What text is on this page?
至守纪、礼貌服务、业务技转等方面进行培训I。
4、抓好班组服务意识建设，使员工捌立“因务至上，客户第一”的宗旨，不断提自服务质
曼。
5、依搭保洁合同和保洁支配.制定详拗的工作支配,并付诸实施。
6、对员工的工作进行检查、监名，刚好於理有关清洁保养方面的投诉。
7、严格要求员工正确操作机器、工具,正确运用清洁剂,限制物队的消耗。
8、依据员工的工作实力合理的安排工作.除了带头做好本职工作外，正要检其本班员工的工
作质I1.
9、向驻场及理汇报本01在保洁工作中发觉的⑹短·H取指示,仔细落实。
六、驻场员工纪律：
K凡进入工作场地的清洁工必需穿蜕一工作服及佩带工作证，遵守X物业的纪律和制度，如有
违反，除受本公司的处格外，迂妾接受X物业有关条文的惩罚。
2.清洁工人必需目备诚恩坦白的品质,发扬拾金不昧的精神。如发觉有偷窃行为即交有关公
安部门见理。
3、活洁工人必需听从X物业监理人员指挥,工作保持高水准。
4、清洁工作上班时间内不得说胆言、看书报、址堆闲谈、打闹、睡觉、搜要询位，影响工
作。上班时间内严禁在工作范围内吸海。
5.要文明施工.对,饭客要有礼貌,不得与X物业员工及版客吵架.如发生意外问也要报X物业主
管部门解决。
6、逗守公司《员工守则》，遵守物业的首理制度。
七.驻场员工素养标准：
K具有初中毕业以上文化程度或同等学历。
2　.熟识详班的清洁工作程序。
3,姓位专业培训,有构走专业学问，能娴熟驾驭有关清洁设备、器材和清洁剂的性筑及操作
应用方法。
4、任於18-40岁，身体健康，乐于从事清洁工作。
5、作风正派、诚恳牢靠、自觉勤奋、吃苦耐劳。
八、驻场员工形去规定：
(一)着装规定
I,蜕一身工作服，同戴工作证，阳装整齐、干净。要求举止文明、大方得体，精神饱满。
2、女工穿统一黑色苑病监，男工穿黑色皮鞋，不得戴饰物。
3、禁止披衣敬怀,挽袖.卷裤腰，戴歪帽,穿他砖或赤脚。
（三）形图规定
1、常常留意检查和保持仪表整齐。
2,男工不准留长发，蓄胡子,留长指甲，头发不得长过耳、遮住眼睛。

• • • •

Extract each line from the listing above, please, and repeat it exactly.

What text is on this page?
至守纪、礼貌服务、业务技转等方面进行培训I。
4、抓好班组服务意识建设，使员工捌立“因务至上，客户第一”的宗旨，不断提自服务质
曼。
5、依搭保洁合同和保洁支配.制定详拗的工作支配,并付诸实施。
6、对员工的工作进行检查、监名，刚好於理有关清洁保养方面的投诉。
7、严格要求员工正确操作机器、工具,正确运用清洁剂,限制物队的消耗。
8、依据员工的工作实力合理的安排工作.除了带头做好本职工作外，正要检其本班员工的工
作质I1.
9、向驻场及理汇报本01在保洁工作中发觉的⑹短·H取指示,仔细落实。
六、驻场员工纪律：
K凡进入工作场地的清洁工必需穿蜕一工作服及佩带工作证，遵守X物业的纪律和制度，如有
违反，除受本公司的处格外，迂妾接受X物业有关条文的惩罚。
2.清洁工人必需目备诚恩坦白的品质,发扬拾金不昧的精神。如发觉有偷窃行为即交有关公
安部门见理。
3、活洁工人必需听从X物业监理人员指挥,工作保持高水准。
4、清洁工作上班时间内不得说胆言、看书报、址堆闲谈、打闹、睡觉、搜要询位，影响工
作。上班时间内严禁在工作范围内吸海。
5.要文明施工.对,饭客要有礼貌,不得与X物业员工及版客吵架.如发生意外问也要报X物业主
管部门解决。
6、逗守公司《员工守则》，遵守物业的首理制度。
七.驻场员工素养标准：
K具有初中毕业以上文化程度或同等学历。
2　.熟识详班的清洁工作程序。
3,姓位专业培训,有构走专业学问，能娴熟驾驭有关清洁设备、器材和清洁剂的性筑及操作
应用方法。
4、任於18-40岁，身体健康，乐于从事清洁工作。
5、作风正派、诚恳牢靠、自觉勤奋、吃苦耐劳。
八、驻场员工形去规定：
(一)着装规定
I,蜕一身工作服，同戴工作证，阳装整齐、干净。要求举止文明、大方得体，精神饱满。
2、女工穿统一黑色苑病监，男工穿黑色皮鞋，不得戴饰物。
3、禁止披衣敬怀,挽袖.卷裤腰，戴歪帽,穿他砖或赤脚。
（三）形图规定
1、常常留意检查和保持仪表整齐。
2,男工不准留长发，蓄胡子,留长指甲，头发不得长过耳、遮住眼睛。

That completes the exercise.